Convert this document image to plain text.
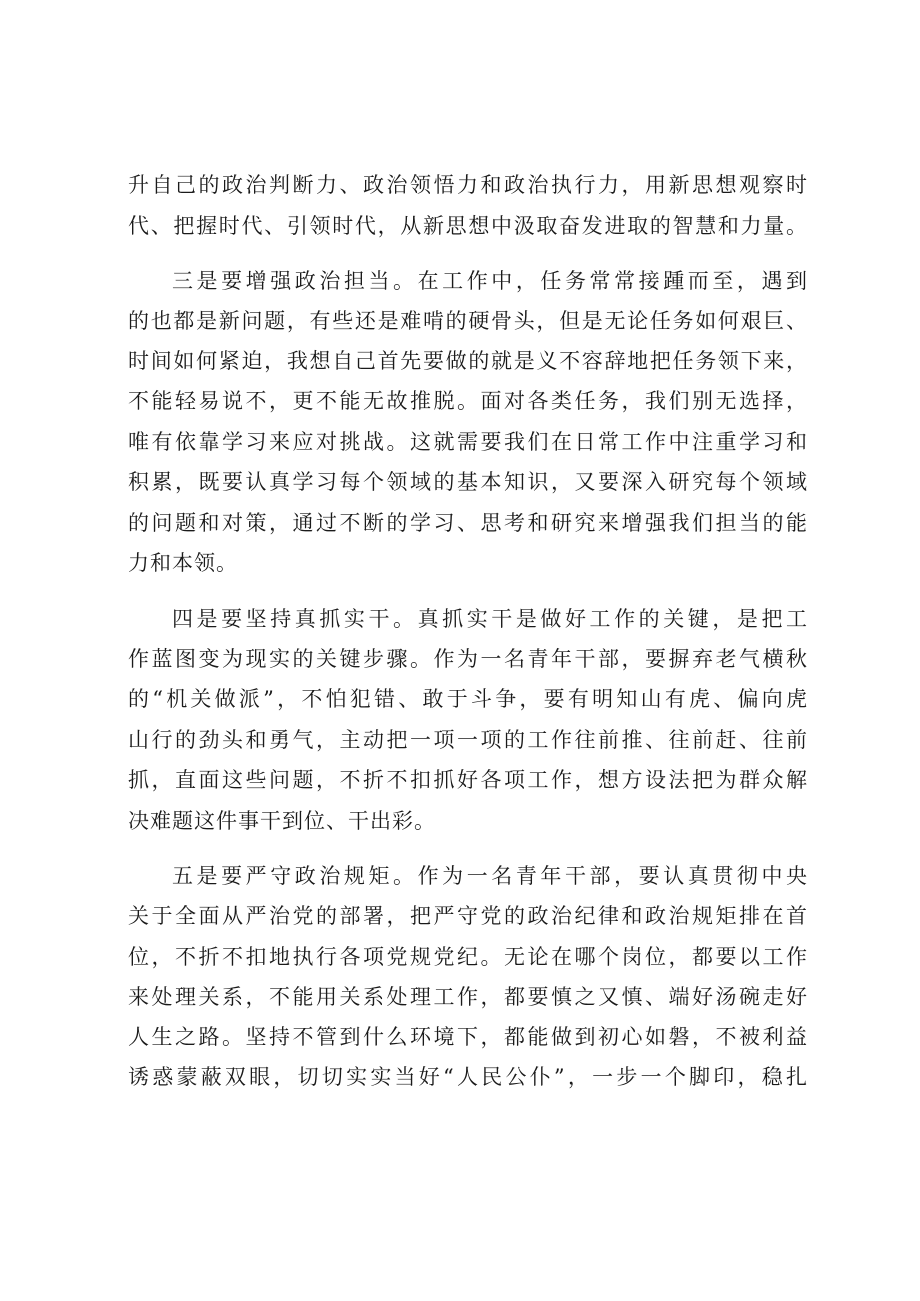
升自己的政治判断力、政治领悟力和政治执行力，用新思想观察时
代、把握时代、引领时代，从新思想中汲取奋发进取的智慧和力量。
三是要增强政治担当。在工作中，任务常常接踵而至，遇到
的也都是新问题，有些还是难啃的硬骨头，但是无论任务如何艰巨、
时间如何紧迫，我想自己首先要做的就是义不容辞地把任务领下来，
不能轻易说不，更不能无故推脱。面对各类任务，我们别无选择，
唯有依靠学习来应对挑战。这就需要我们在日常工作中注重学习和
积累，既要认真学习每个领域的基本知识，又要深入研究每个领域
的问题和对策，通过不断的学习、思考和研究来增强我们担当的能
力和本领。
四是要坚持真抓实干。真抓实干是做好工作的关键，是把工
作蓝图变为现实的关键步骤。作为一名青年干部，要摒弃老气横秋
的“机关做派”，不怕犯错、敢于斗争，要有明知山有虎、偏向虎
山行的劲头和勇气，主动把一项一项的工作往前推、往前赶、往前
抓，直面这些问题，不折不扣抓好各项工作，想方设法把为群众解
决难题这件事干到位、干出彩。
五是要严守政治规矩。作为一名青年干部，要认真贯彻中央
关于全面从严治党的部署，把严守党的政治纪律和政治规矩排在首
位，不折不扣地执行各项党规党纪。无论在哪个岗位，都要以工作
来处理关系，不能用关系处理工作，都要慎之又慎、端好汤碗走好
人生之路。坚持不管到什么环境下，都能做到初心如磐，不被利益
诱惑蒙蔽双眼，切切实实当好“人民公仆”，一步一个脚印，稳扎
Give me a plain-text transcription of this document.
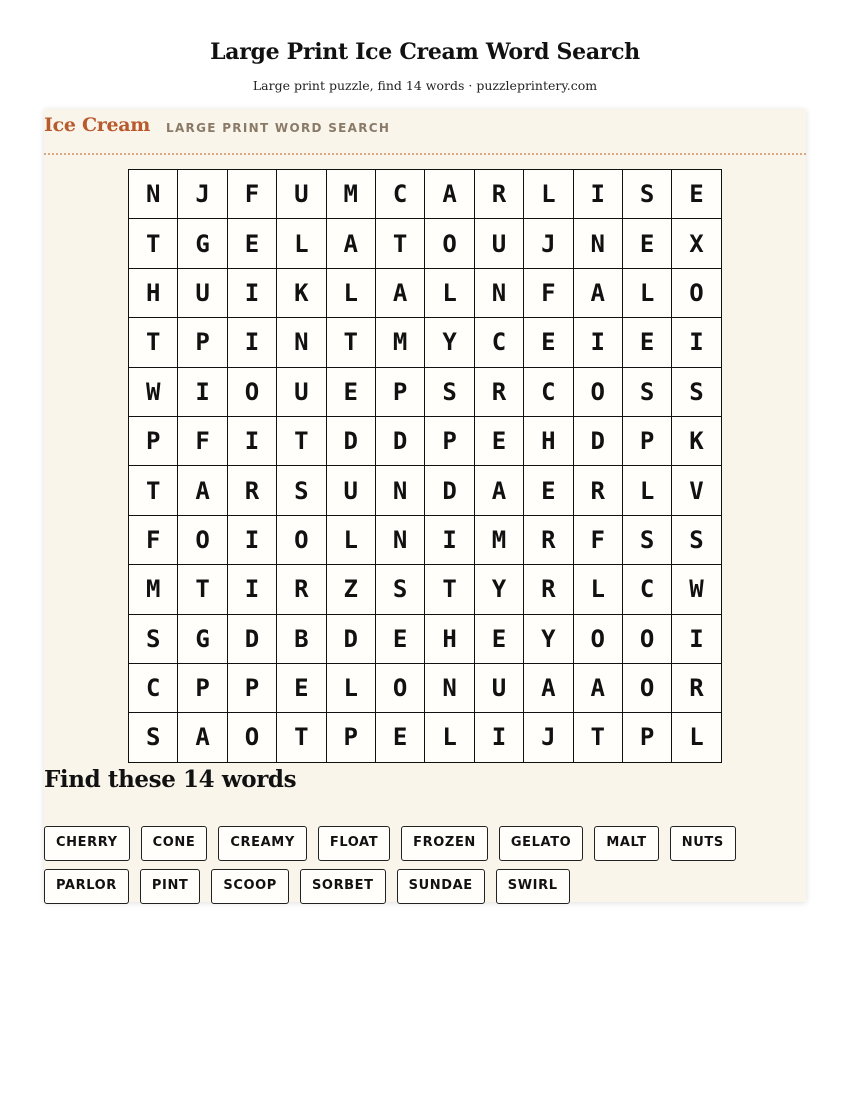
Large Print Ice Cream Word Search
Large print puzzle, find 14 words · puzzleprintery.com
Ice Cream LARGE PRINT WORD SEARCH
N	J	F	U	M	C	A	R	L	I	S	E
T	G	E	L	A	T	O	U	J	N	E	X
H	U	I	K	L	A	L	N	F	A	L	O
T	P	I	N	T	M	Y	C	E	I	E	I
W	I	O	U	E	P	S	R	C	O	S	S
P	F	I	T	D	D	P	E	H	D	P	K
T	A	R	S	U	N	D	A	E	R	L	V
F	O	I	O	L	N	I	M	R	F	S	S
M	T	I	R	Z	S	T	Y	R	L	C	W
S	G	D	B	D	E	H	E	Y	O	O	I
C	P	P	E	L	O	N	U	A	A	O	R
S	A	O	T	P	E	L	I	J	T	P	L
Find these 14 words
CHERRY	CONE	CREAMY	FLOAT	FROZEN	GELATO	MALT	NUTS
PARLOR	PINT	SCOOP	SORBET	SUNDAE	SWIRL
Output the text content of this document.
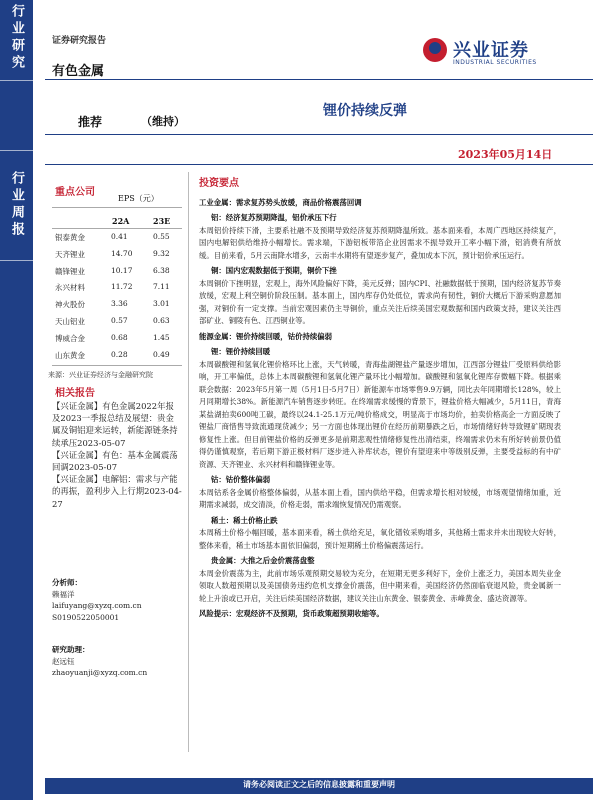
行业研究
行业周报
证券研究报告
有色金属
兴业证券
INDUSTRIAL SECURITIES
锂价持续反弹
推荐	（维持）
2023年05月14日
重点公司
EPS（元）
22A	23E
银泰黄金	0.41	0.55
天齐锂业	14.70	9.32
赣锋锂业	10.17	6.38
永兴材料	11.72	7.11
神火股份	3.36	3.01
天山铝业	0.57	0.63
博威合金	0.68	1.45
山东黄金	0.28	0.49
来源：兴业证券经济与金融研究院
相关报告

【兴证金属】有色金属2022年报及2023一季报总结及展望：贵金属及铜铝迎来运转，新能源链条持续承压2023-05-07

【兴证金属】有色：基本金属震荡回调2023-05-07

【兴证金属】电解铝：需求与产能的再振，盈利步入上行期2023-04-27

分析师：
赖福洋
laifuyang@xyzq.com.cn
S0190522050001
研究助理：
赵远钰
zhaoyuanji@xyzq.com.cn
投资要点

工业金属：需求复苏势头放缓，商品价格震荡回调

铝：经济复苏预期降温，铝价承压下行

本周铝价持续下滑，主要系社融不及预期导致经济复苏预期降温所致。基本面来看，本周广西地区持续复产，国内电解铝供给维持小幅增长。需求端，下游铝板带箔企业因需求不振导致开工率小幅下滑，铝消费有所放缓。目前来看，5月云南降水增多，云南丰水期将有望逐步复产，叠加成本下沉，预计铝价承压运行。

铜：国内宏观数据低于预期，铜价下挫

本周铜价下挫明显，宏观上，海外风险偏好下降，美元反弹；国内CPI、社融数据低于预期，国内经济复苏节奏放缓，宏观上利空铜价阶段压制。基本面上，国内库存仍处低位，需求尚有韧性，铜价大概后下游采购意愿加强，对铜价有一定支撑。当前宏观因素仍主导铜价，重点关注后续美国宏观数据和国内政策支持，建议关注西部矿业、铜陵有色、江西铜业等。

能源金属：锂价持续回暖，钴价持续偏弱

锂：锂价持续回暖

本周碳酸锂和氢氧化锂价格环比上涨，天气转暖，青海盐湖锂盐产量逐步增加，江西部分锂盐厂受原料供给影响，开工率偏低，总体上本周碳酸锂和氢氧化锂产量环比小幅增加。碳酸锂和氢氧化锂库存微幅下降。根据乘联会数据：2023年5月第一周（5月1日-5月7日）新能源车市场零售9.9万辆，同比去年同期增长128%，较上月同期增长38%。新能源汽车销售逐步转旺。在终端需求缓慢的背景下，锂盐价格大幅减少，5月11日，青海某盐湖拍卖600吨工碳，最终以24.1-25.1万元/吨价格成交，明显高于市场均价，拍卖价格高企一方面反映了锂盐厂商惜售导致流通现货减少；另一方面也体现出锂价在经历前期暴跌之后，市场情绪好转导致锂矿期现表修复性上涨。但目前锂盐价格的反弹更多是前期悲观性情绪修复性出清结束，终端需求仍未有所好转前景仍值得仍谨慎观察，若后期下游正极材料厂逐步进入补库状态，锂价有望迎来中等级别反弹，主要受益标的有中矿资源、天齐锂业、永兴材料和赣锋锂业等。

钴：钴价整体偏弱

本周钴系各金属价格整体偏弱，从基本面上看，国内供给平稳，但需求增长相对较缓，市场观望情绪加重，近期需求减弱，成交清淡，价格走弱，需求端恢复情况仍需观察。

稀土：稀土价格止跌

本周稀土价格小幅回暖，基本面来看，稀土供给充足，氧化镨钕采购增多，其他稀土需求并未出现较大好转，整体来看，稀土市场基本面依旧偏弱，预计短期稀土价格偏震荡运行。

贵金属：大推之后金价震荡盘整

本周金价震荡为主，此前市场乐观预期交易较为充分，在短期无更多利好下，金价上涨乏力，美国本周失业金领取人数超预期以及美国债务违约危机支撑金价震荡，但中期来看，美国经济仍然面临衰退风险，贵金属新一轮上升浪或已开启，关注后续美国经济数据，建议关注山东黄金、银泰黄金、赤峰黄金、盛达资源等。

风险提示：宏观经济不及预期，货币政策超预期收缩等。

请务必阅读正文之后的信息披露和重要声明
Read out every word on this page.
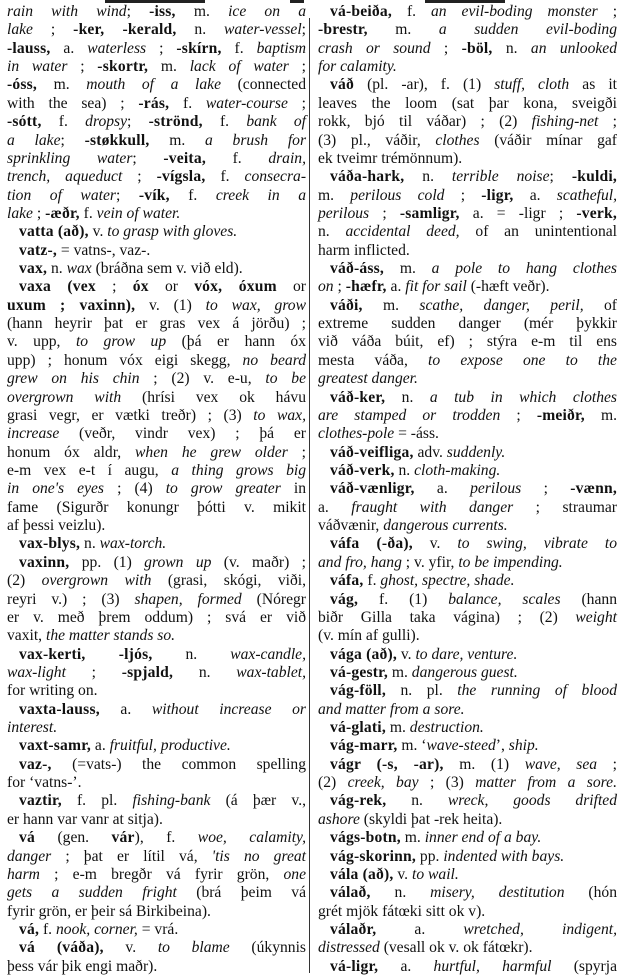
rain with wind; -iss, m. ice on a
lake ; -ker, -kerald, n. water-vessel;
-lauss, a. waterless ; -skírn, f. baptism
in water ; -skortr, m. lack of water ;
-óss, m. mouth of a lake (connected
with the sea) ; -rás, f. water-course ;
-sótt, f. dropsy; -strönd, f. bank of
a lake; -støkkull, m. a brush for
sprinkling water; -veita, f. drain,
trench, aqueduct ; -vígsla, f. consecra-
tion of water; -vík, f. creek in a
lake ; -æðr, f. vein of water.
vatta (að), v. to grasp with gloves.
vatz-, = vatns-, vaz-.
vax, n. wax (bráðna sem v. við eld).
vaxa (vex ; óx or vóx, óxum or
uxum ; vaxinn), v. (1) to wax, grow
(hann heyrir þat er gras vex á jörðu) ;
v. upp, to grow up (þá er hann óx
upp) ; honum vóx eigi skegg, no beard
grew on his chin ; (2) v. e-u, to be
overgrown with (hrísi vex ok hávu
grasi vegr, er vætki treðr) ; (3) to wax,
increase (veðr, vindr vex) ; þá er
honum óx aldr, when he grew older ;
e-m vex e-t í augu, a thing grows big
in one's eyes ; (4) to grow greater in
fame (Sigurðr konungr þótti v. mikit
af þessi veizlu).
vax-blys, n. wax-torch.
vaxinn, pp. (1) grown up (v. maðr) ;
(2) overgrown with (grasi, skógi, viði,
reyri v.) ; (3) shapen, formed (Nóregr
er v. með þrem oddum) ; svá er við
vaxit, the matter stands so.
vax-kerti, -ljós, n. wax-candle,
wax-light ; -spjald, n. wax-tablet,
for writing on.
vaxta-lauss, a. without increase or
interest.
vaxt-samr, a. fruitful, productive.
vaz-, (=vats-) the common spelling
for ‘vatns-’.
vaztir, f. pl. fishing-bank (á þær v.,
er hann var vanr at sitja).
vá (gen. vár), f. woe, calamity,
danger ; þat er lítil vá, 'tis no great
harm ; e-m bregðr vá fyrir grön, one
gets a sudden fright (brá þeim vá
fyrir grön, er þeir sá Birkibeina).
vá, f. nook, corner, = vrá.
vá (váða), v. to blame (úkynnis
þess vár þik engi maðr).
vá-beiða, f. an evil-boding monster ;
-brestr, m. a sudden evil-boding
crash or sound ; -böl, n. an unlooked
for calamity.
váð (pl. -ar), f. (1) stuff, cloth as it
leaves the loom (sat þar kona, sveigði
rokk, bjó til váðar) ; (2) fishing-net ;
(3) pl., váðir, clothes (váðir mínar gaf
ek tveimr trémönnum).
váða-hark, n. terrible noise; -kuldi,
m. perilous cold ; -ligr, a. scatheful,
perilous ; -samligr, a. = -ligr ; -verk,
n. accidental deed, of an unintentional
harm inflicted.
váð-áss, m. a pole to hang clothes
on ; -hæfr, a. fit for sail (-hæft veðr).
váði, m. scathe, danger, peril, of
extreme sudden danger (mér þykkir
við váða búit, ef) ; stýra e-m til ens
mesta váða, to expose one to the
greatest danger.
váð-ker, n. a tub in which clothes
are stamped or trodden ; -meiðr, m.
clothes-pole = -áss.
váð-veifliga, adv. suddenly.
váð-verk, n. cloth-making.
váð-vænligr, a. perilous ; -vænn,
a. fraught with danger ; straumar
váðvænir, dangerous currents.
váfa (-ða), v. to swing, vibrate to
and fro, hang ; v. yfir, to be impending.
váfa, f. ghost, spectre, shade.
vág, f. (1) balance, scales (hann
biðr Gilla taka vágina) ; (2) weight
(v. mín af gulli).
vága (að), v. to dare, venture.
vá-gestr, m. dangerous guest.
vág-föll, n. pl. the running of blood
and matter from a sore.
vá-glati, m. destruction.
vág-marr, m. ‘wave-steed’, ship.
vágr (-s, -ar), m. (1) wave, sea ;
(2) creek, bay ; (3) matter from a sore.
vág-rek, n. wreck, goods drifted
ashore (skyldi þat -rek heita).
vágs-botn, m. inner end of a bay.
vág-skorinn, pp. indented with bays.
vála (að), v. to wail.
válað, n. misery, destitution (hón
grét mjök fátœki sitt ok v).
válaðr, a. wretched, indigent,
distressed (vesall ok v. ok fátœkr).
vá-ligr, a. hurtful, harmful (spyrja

GIVEN PROBLEM:
Copy each line containing the word "creek" from the data.

SOLUTION FOR THIS TASK:
tion of water; -vík, f. creek in a
(2) creek, bay ; (3) matter from a sore.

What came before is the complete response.